Stated problem - Work through the data line by line, gathering every line that has the word "玉米纤维饲料".

Data extract -
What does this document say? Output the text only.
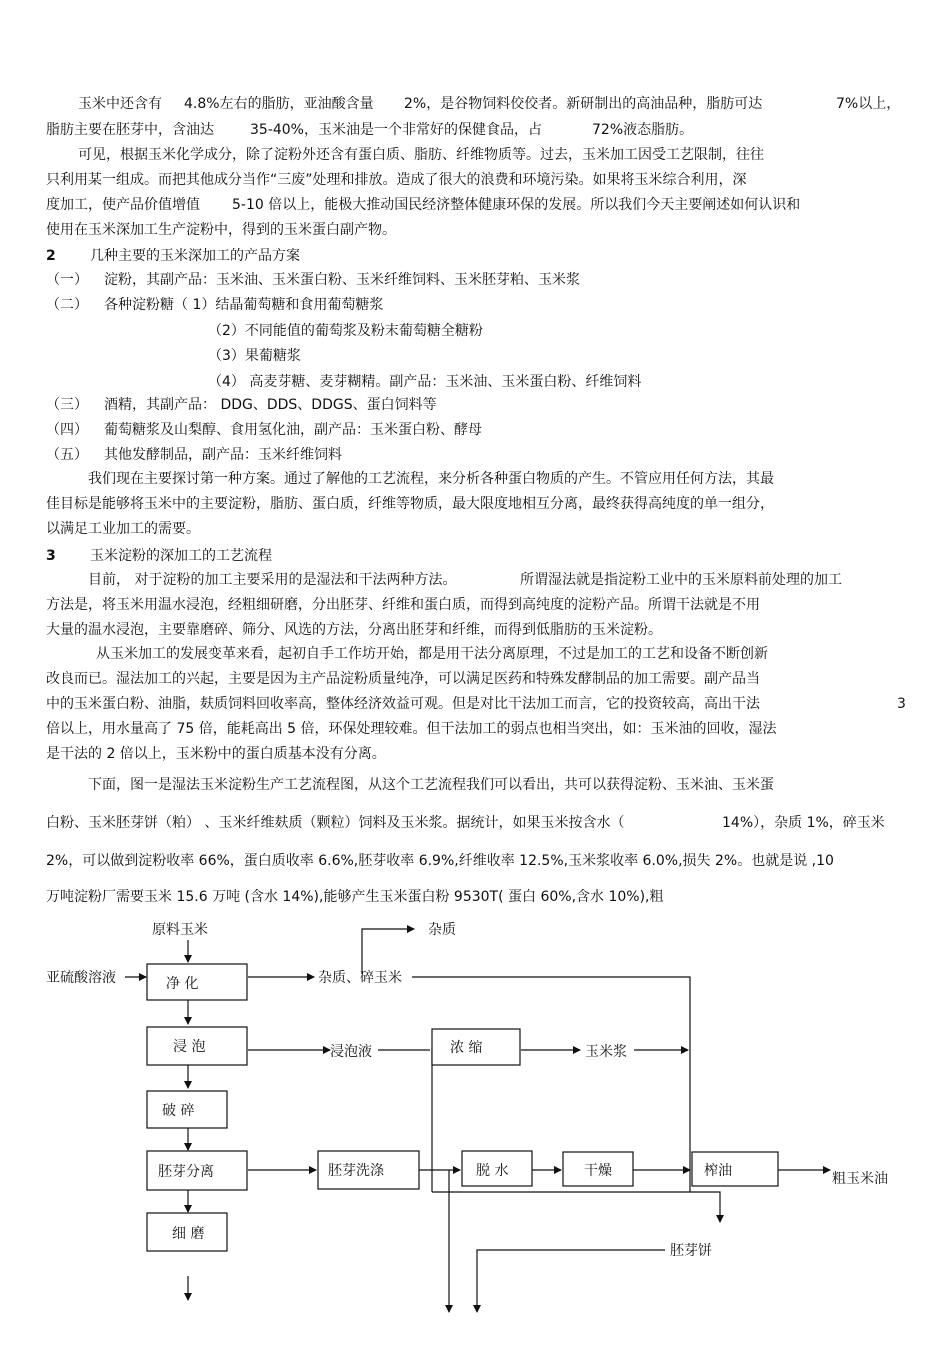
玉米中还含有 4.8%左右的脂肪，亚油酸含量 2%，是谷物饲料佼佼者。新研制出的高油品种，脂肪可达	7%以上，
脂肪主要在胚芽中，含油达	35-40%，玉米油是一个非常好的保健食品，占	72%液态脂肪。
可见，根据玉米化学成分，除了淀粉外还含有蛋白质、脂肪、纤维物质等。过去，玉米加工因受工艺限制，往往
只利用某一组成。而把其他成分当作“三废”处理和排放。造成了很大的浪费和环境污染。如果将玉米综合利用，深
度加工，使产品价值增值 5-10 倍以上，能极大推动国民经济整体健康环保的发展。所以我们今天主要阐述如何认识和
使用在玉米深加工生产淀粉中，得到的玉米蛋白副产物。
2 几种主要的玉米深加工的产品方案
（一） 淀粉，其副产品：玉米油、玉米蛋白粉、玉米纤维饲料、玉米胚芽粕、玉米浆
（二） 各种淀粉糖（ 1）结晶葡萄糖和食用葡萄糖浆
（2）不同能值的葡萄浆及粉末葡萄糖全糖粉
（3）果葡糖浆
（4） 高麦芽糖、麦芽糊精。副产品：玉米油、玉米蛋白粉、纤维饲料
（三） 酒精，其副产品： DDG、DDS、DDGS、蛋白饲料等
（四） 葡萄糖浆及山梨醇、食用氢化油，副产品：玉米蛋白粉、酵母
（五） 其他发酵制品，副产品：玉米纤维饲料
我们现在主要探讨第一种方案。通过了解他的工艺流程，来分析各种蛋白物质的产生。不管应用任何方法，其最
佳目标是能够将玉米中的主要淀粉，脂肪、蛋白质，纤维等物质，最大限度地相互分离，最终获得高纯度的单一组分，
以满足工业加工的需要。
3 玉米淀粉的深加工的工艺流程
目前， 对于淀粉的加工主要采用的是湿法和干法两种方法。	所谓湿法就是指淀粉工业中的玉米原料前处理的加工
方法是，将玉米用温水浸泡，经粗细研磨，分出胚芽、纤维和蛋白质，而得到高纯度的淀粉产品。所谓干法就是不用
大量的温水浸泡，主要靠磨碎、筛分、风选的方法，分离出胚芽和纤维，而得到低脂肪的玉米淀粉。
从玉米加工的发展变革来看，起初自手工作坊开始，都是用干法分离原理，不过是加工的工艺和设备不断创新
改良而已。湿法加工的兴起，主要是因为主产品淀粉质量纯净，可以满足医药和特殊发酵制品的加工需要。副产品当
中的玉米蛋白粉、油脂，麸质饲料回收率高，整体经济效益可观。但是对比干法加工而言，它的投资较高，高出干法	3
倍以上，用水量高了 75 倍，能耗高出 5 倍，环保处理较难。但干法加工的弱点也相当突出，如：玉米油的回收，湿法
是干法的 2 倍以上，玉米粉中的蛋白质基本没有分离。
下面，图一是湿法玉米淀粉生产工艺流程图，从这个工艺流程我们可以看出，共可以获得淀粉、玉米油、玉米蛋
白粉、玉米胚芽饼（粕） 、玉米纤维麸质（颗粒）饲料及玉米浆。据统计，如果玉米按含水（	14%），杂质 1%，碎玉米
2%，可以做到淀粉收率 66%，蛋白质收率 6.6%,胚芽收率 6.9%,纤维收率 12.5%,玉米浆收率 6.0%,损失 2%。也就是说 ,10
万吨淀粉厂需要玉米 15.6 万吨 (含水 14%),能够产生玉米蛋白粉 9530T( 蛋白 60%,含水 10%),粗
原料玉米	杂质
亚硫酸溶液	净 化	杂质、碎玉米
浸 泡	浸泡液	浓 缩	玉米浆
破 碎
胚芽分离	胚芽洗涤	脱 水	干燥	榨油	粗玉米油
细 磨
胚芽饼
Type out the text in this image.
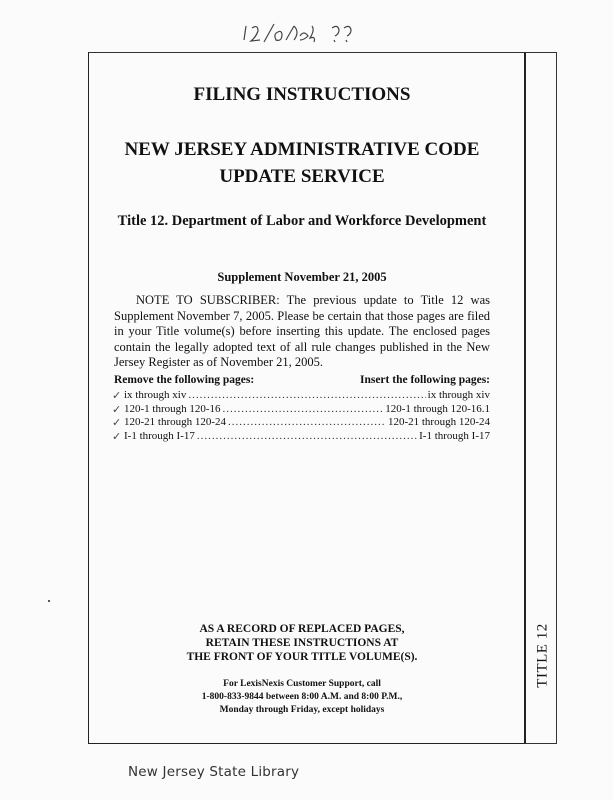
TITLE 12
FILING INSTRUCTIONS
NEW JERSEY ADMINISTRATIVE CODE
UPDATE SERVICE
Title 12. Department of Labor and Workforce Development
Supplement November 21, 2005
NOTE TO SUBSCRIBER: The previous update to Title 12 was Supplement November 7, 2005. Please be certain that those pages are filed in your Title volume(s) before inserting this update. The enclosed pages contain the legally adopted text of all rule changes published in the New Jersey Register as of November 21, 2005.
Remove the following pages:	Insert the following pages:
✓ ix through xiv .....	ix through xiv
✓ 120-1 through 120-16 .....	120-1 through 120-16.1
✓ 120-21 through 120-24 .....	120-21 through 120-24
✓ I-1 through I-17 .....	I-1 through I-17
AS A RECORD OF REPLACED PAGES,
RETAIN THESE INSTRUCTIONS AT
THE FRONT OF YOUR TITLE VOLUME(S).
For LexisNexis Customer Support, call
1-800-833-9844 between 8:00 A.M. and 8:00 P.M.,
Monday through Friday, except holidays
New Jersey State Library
--
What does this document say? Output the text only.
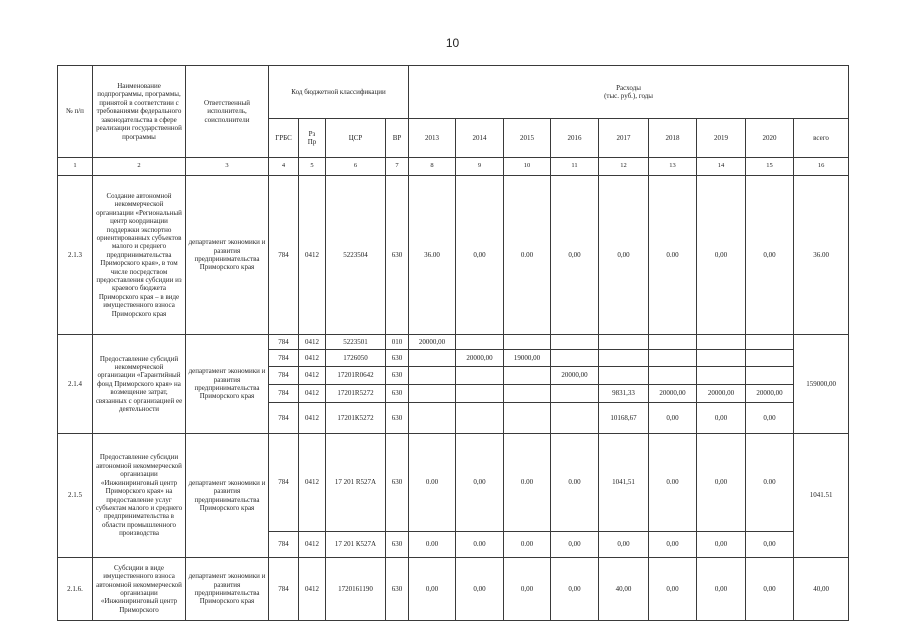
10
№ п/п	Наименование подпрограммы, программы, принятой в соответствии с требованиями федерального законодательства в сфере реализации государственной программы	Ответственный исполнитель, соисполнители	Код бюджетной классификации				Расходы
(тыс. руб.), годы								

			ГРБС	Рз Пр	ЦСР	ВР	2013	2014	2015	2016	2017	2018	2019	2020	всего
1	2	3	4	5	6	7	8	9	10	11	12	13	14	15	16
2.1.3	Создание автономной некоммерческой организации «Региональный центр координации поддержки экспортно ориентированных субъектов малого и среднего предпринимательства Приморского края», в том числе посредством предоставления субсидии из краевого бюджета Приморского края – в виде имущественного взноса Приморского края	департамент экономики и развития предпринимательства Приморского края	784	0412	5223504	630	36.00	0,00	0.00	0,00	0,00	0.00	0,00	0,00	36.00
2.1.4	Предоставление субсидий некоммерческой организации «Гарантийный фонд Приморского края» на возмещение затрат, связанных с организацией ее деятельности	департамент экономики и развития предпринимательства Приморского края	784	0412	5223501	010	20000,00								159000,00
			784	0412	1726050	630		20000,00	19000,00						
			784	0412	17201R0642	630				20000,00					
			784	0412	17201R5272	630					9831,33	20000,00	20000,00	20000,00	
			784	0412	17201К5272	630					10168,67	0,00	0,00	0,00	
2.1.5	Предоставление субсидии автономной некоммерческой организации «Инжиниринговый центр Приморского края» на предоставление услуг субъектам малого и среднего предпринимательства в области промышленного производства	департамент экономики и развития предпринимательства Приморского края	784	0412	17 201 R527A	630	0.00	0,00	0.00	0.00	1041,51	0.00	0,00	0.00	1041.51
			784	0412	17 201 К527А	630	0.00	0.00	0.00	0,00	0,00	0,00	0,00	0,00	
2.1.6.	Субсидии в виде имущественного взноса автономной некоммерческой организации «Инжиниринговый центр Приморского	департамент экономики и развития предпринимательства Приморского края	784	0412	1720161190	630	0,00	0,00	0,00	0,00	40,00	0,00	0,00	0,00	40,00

Task answer -
（一） 淀粉，其副产品：玉米油、玉米蛋白粉、玉米纤维饲料、玉米胚芽粕、玉米浆
（五） 其他发酵制品，副产品：玉米纤维饲料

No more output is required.